• Description of the task:
Which lines of the records contain "Function"? Collect every one of them.

*-*-*

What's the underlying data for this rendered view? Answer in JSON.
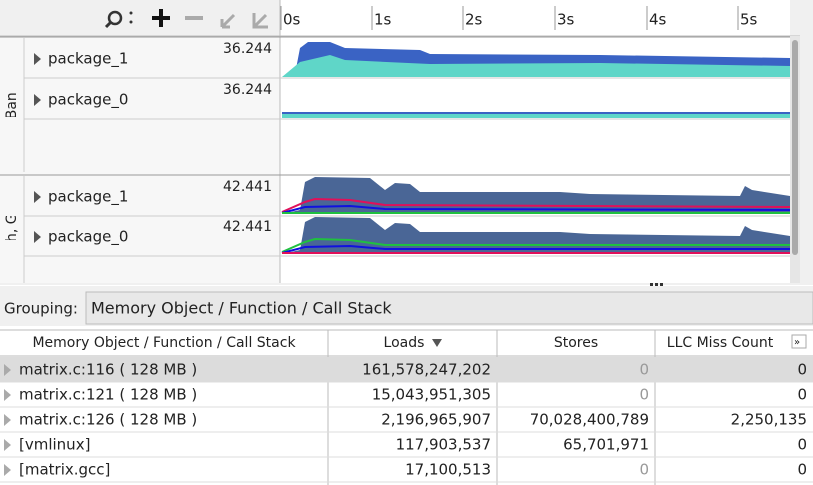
{
  "timeline": {
    "ticks": [
      "0s",
      "1s",
      "2s",
      "3s",
      "4s",
      "5s"
    ],
    "groups": [
      {
        "label": "DRAM Bandwidth",
        "rows": [
          {
            "name": "package_1",
            "max": "36.244"
          },
          {
            "name": "package_0",
            "max": "36.244"
          }
        ]
      },
      {
        "label": "dwidth, GB/sec",
        "rows": [
          {
            "name": "package_1",
            "max": "42.441"
          },
          {
            "name": "package_0",
            "max": "42.441"
          }
        ]
      }
    ]
  },
  "grouping": {
    "label": "Grouping:",
    "value": "Memory Object / Function / Call Stack"
  },
  "table": {
    "columns": [
      "Memory Object / Function / Call Stack",
      "Loads",
      "Stores",
      "LLC Miss Count"
    ],
    "rows": [
      [
        "matrix.c:116 ( 128 MB )",
        "161,578,247,202",
        "0",
        "0"
      ],
      [
        "matrix.c:121 ( 128 MB )",
        "15,043,951,305",
        "0",
        "0"
      ],
      [
        "matrix.c:126 ( 128 MB )",
        "2,196,965,907",
        "70,028,400,789",
        "2,250,135"
      ],
      [
        "[vmlinux]",
        "117,903,537",
        "65,701,971",
        "0"
      ],
      [
        "[matrix.gcc]",
        "17,100,513",
        "0",
        "0"
      ]
    ]
  }
}
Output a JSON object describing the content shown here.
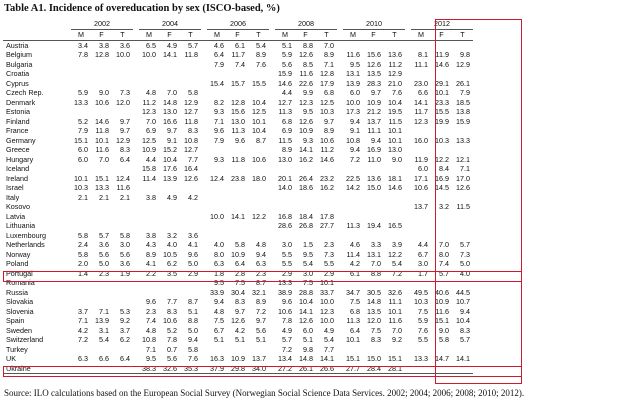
{
  "title": "Table A1. Incidence of overeducation by sex (ISCO-based, %)",
  "source": "Source: ILO calculations based on the European Social Survey (Norwegian Social Science Data Services. 2002; 2004; 2006; 2008; 2010; 2012).",
  "years": [
    "2002",
    "2004",
    "2006",
    "2008",
    "2010",
    "2012"
  ],
  "sub_headers": [
    "M",
    "F",
    "T"
  ],
  "highlight_color": "#cc1c2b",
  "rows": [
    {
      "country": "Austria",
      "v": [
        "3.4",
        "3.8",
        "3.6",
        "6.5",
        "4.9",
        "5.7",
        "4.6",
        "6.1",
        "5.4",
        "5.1",
        "8.8",
        "7.0",
        "",
        "",
        "",
        "",
        "",
        ""
      ]
    },
    {
      "country": "Belgium",
      "v": [
        "7.8",
        "12.8",
        "10.0",
        "10.0",
        "14.1",
        "11.8",
        "6.4",
        "11.7",
        "8.9",
        "5.9",
        "12.6",
        "8.9",
        "11.6",
        "15.6",
        "13.6",
        "8.1",
        "11.9",
        "9.8"
      ]
    },
    {
      "country": "Bulgaria",
      "v": [
        "",
        "",
        "",
        "",
        "",
        "",
        "7.9",
        "7.4",
        "7.6",
        "5.6",
        "8.5",
        "7.1",
        "9.5",
        "12.6",
        "11.2",
        "11.1",
        "14.6",
        "12.9"
      ]
    },
    {
      "country": "Croatia",
      "v": [
        "",
        "",
        "",
        "",
        "",
        "",
        "",
        "",
        "",
        "15.9",
        "11.6",
        "12.8",
        "13.1",
        "13.5",
        "12.9",
        "",
        "",
        ""
      ]
    },
    {
      "country": "Cyprus",
      "v": [
        "",
        "",
        "",
        "",
        "",
        "",
        "15.4",
        "15.7",
        "15.5",
        "14.6",
        "22.6",
        "17.9",
        "13.9",
        "28.3",
        "21.0",
        "23.0",
        "29.1",
        "26.1"
      ]
    },
    {
      "country": "Czech Rep.",
      "v": [
        "5.9",
        "9.0",
        "7.3",
        "4.8",
        "7.0",
        "5.8",
        "",
        "",
        "",
        "4.4",
        "9.9",
        "6.8",
        "6.0",
        "9.7",
        "7.6",
        "6.6",
        "10.1",
        "7.9"
      ]
    },
    {
      "country": "Denmark",
      "v": [
        "13.3",
        "10.6",
        "12.0",
        "11.2",
        "14.8",
        "12.9",
        "8.2",
        "12.8",
        "10.4",
        "12.7",
        "12.3",
        "12.5",
        "10.0",
        "10.9",
        "10.4",
        "14.1",
        "23.3",
        "18.5"
      ]
    },
    {
      "country": "Estonia",
      "v": [
        "",
        "",
        "",
        "12.3",
        "13.0",
        "12.7",
        "9.3",
        "15.6",
        "12.5",
        "11.3",
        "9.5",
        "10.3",
        "17.3",
        "21.2",
        "19.5",
        "11.7",
        "15.5",
        "13.8"
      ]
    },
    {
      "country": "Finland",
      "v": [
        "5.2",
        "14.6",
        "9.7",
        "7.0",
        "16.6",
        "11.8",
        "7.1",
        "13.0",
        "10.1",
        "6.8",
        "12.6",
        "9.7",
        "9.4",
        "13.7",
        "11.5",
        "12.3",
        "19.9",
        "15.9"
      ]
    },
    {
      "country": "France",
      "v": [
        "7.9",
        "11.8",
        "9.7",
        "6.9",
        "9.7",
        "8.3",
        "9.6",
        "11.3",
        "10.4",
        "6.9",
        "10.9",
        "8.9",
        "9.1",
        "11.1",
        "10.1",
        "",
        "",
        ""
      ]
    },
    {
      "country": "Germany",
      "v": [
        "15.1",
        "10.1",
        "12.9",
        "12.5",
        "9.1",
        "10.8",
        "7.9",
        "9.6",
        "8.7",
        "11.5",
        "9.3",
        "10.6",
        "10.8",
        "9.4",
        "10.1",
        "16.0",
        "10.3",
        "13.3"
      ]
    },
    {
      "country": "Greece",
      "v": [
        "6.0",
        "11.6",
        "8.3",
        "10.9",
        "15.2",
        "12.7",
        "",
        "",
        "",
        "8.9",
        "14.1",
        "11.2",
        "9.4",
        "16.9",
        "13.0",
        "",
        "",
        ""
      ]
    },
    {
      "country": "Hungary",
      "v": [
        "6.0",
        "7.0",
        "6.4",
        "4.4",
        "10.4",
        "7.7",
        "9.3",
        "11.8",
        "10.6",
        "13.0",
        "16.2",
        "14.6",
        "7.2",
        "11.0",
        "9.0",
        "11.9",
        "12.2",
        "12.1"
      ]
    },
    {
      "country": "Iceland",
      "v": [
        "",
        "",
        "",
        "15.8",
        "17.6",
        "16.4",
        "",
        "",
        "",
        "",
        "",
        "",
        "",
        "",
        "",
        "6.0",
        "8.4",
        "7.1"
      ]
    },
    {
      "country": "Ireland",
      "v": [
        "10.1",
        "15.1",
        "12.4",
        "11.4",
        "13.9",
        "12.6",
        "12.4",
        "23.8",
        "18.0",
        "20.1",
        "26.4",
        "23.2",
        "22.5",
        "13.6",
        "18.1",
        "17.1",
        "16.9",
        "17.0"
      ]
    },
    {
      "country": "Israel",
      "v": [
        "10.3",
        "13.3",
        "11.6",
        "",
        "",
        "",
        "",
        "",
        "",
        "14.0",
        "18.6",
        "16.2",
        "14.2",
        "15.0",
        "14.6",
        "10.6",
        "14.5",
        "12.6"
      ]
    },
    {
      "country": "Italy",
      "v": [
        "2.1",
        "2.1",
        "2.1",
        "3.8",
        "4.9",
        "4.2",
        "",
        "",
        "",
        "",
        "",
        "",
        "",
        "",
        "",
        "",
        "",
        ""
      ]
    },
    {
      "country": "Kosovo",
      "v": [
        "",
        "",
        "",
        "",
        "",
        "",
        "",
        "",
        "",
        "",
        "",
        "",
        "",
        "",
        "",
        "13.7",
        "3.2",
        "11.5"
      ]
    },
    {
      "country": "Latvia",
      "v": [
        "",
        "",
        "",
        "",
        "",
        "",
        "10.0",
        "14.1",
        "12.2",
        "16.8",
        "18.4",
        "17.8",
        "",
        "",
        "",
        "",
        "",
        ""
      ]
    },
    {
      "country": "Lithuania",
      "v": [
        "",
        "",
        "",
        "",
        "",
        "",
        "",
        "",
        "",
        "28.6",
        "26.8",
        "27.7",
        "11.3",
        "19.4",
        "16.5",
        "",
        "",
        ""
      ]
    },
    {
      "country": "Luxembourg",
      "v": [
        "5.8",
        "5.7",
        "5.8",
        "3.8",
        "3.2",
        "3.6",
        "",
        "",
        "",
        "",
        "",
        "",
        "",
        "",
        "",
        "",
        "",
        ""
      ]
    },
    {
      "country": "Netherlands",
      "v": [
        "2.4",
        "3.6",
        "3.0",
        "4.3",
        "4.0",
        "4.1",
        "4.0",
        "5.8",
        "4.8",
        "3.0",
        "1.5",
        "2.3",
        "4.6",
        "3.3",
        "3.9",
        "4.4",
        "7.0",
        "5.7"
      ]
    },
    {
      "country": "Norway",
      "v": [
        "5.8",
        "5.6",
        "5.6",
        "8.9",
        "10.5",
        "9.6",
        "8.0",
        "10.9",
        "9.4",
        "5.5",
        "9.5",
        "7.3",
        "11.4",
        "13.1",
        "12.2",
        "6.7",
        "8.0",
        "7.3"
      ]
    },
    {
      "country": "Poland",
      "v": [
        "2.0",
        "5.0",
        "3.6",
        "4.1",
        "6.2",
        "5.0",
        "6.3",
        "6.4",
        "6.3",
        "5.5",
        "5.4",
        "5.5",
        "4.2",
        "7.0",
        "5.4",
        "3.0",
        "7.4",
        "5.0"
      ]
    },
    {
      "country": "Portugal",
      "v": [
        "1.4",
        "2.3",
        "1.9",
        "2.2",
        "3.5",
        "2.9",
        "1.8",
        "2.8",
        "2.3",
        "2.9",
        "3.0",
        "2.9",
        "6.1",
        "8.8",
        "7.2",
        "1.7",
        "5.7",
        "4.0"
      ]
    },
    {
      "country": "Romania",
      "v": [
        "",
        "",
        "",
        "",
        "",
        "",
        "9.5",
        "7.5",
        "8.7",
        "13.3",
        "7.5",
        "10.1",
        "",
        "",
        "",
        "",
        "",
        ""
      ]
    },
    {
      "country": "Russia",
      "v": [
        "",
        "",
        "",
        "",
        "",
        "",
        "33.9",
        "30.4",
        "32.1",
        "38.9",
        "28.8",
        "33.7",
        "34.7",
        "30.5",
        "32.6",
        "49.5",
        "40.6",
        "44.5"
      ]
    },
    {
      "country": "Slovakia",
      "v": [
        "",
        "",
        "",
        "9.6",
        "7.7",
        "8.7",
        "9.4",
        "8.3",
        "8.9",
        "9.6",
        "10.4",
        "10.0",
        "7.5",
        "14.8",
        "11.1",
        "10.3",
        "10.9",
        "10.7"
      ]
    },
    {
      "country": "Slovenia",
      "v": [
        "3.7",
        "7.1",
        "5.3",
        "2.3",
        "8.3",
        "5.1",
        "4.8",
        "9.7",
        "7.2",
        "10.6",
        "14.1",
        "12.3",
        "6.8",
        "13.5",
        "10.1",
        "7.5",
        "11.6",
        "9.4"
      ]
    },
    {
      "country": "Spain",
      "v": [
        "7.1",
        "13.9",
        "9.2",
        "7.4",
        "10.6",
        "8.8",
        "7.5",
        "12.6",
        "9.7",
        "7.8",
        "12.6",
        "10.0",
        "11.3",
        "12.0",
        "11.6",
        "5.9",
        "15.1",
        "10.4"
      ]
    },
    {
      "country": "Sweden",
      "v": [
        "4.2",
        "3.1",
        "3.7",
        "4.8",
        "5.2",
        "5.0",
        "6.7",
        "4.2",
        "5.6",
        "4.9",
        "6.0",
        "4.9",
        "6.4",
        "7.5",
        "7.0",
        "7.6",
        "9.0",
        "8.3"
      ]
    },
    {
      "country": "Switzerland",
      "v": [
        "7.2",
        "5.4",
        "6.2",
        "10.8",
        "7.8",
        "9.4",
        "5.1",
        "5.1",
        "5.1",
        "5.7",
        "5.1",
        "5.4",
        "10.1",
        "8.3",
        "9.2",
        "5.5",
        "5.8",
        "5.7"
      ]
    },
    {
      "country": "Turkey",
      "v": [
        "",
        "",
        "",
        "7.1",
        "0.7",
        "5.8",
        "",
        "",
        "",
        "7.2",
        "9.8",
        "7.7",
        "",
        "",
        "",
        "",
        "",
        ""
      ]
    },
    {
      "country": "UK",
      "v": [
        "6.3",
        "6.6",
        "6.4",
        "9.5",
        "5.6",
        "7.6",
        "16.3",
        "10.9",
        "13.7",
        "13.4",
        "14.8",
        "14.1",
        "15.1",
        "15.0",
        "15.1",
        "13.3",
        "14.7",
        "14.1"
      ]
    },
    {
      "country": "Ukraine",
      "v": [
        "",
        "",
        "",
        "38.3",
        "32.6",
        "35.3",
        "37.9",
        "29.8",
        "34.0",
        "27.2",
        "26.1",
        "26.6",
        "27.7",
        "28.4",
        "28.1",
        "",
        "",
        ""
      ]
    }
  ]
}
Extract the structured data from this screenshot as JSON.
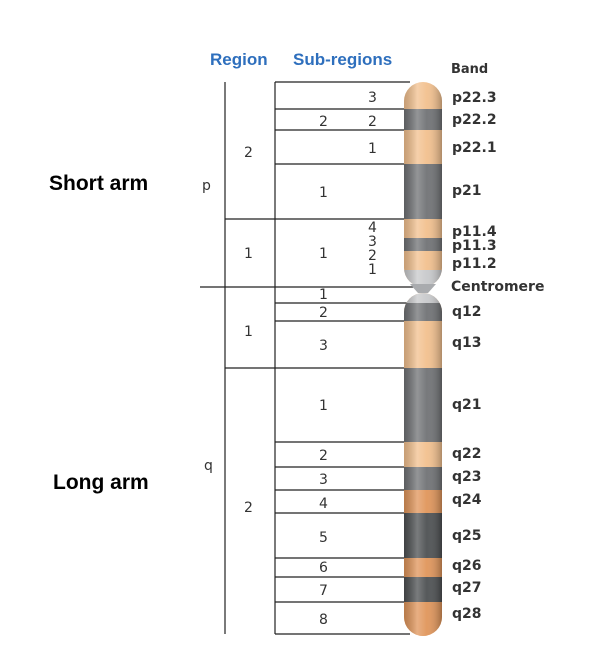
{
  "headers": {
    "region": "Region",
    "subregions": "Sub-regions",
    "band": "Band"
  },
  "arms": {
    "short": "Short arm",
    "long": "Long arm",
    "p": "p",
    "q": "q"
  },
  "regions": [
    {
      "label": "2"
    },
    {
      "label": "1"
    },
    {
      "label": "1"
    },
    {
      "label": "2"
    }
  ],
  "subregions": [
    {
      "region": "2",
      "sub": "3"
    },
    {
      "region": "2",
      "sub": "2"
    },
    {
      "region": "",
      "sub": "1"
    },
    {
      "region": "",
      "sub": "1"
    },
    {
      "region": "1",
      "sub": "4"
    },
    {
      "region": "",
      "sub": "3"
    },
    {
      "region": "",
      "sub": "2"
    },
    {
      "region": "",
      "sub": "1"
    },
    {
      "region": "",
      "sub": "1"
    },
    {
      "region": "",
      "sub": "2"
    },
    {
      "region": "",
      "sub": "3"
    },
    {
      "region": "",
      "sub": "1"
    },
    {
      "region": "",
      "sub": "2"
    },
    {
      "region": "",
      "sub": "3"
    },
    {
      "region": "",
      "sub": "4"
    },
    {
      "region": "",
      "sub": "5"
    },
    {
      "region": "",
      "sub": "6"
    },
    {
      "region": "",
      "sub": "7"
    },
    {
      "region": "",
      "sub": "8"
    }
  ],
  "sub_region_col": [
    "2",
    "1",
    "1"
  ],
  "bands": [
    "p22.3",
    "p22.2",
    "p22.1",
    "p21",
    "p11.4",
    "p11.3",
    "p11.2",
    "Centromere",
    "q12",
    "q13",
    "q21",
    "q22",
    "q23",
    "q24",
    "q25",
    "q26",
    "q27",
    "q28"
  ],
  "colors": {
    "header": "#2e6fbd",
    "light": "#f2c08e",
    "gray": "#707275",
    "dark": "#4d5052",
    "mid_orange": "#e0955a",
    "line": "#222222"
  }
}
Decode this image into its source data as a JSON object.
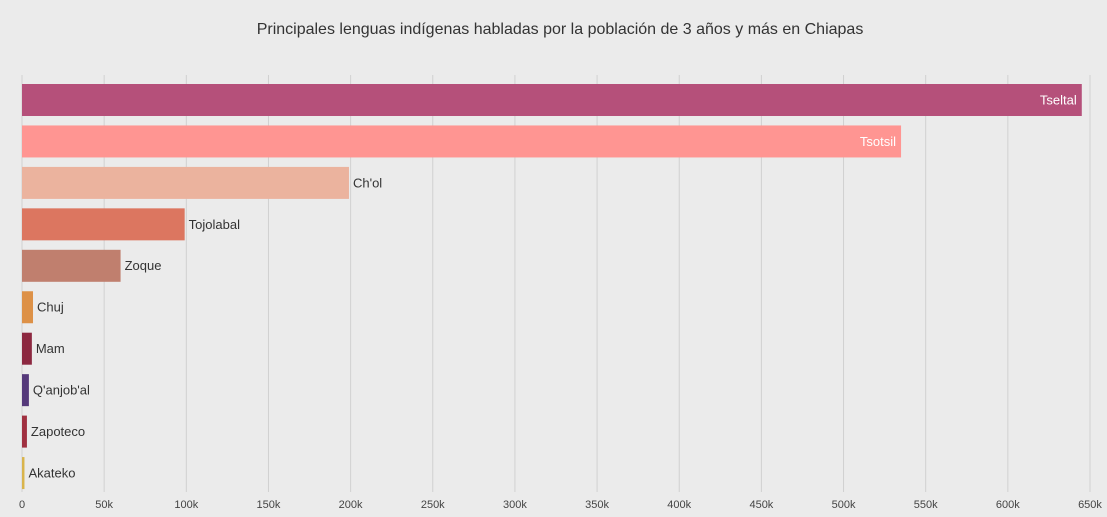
{
  "chart_data": {
    "type": "bar",
    "orientation": "horizontal",
    "title": "Principales lenguas indígenas habladas por la población de 3 años y más en Chiapas",
    "categories": [
      "Tseltal",
      "Tsotsil",
      "Ch'ol",
      "Tojolabal",
      "Zoque",
      "Chuj",
      "Mam",
      "Q'anjob'al",
      "Zapoteco",
      "Akateko"
    ],
    "values": [
      645000,
      535000,
      199000,
      99000,
      60000,
      6700,
      6000,
      4200,
      3000,
      1500
    ],
    "colors": [
      "#b5507a",
      "#ff9592",
      "#ebb39e",
      "#dc7660",
      "#c07f6e",
      "#dd9147",
      "#8c2840",
      "#55397a",
      "#a03040",
      "#d9b44c"
    ],
    "xlim": [
      0,
      650000
    ],
    "xticks": [
      0,
      {
        "value": 50000,
        "label": "50k"
      },
      {
        "value": 100000,
        "label": "100k"
      },
      {
        "value": 150000,
        "label": "150k"
      },
      {
        "value": 200000,
        "label": "200k"
      },
      {
        "value": 250000,
        "label": "250k"
      },
      {
        "value": 300000,
        "label": "300k"
      },
      {
        "value": 350000,
        "label": "350k"
      },
      {
        "value": 400000,
        "label": "400k"
      },
      {
        "value": 450000,
        "label": "450k"
      },
      {
        "value": 500000,
        "label": "500k"
      },
      {
        "value": 550000,
        "label": "550k"
      },
      {
        "value": 600000,
        "label": "600k"
      },
      {
        "value": 650000,
        "label": "650k"
      }
    ],
    "grid": true
  }
}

*-*-*

• Solution for this problem:
    "value": "Memory Object / Function / Call Stack"
      "Memory Object / Function / Call Stack",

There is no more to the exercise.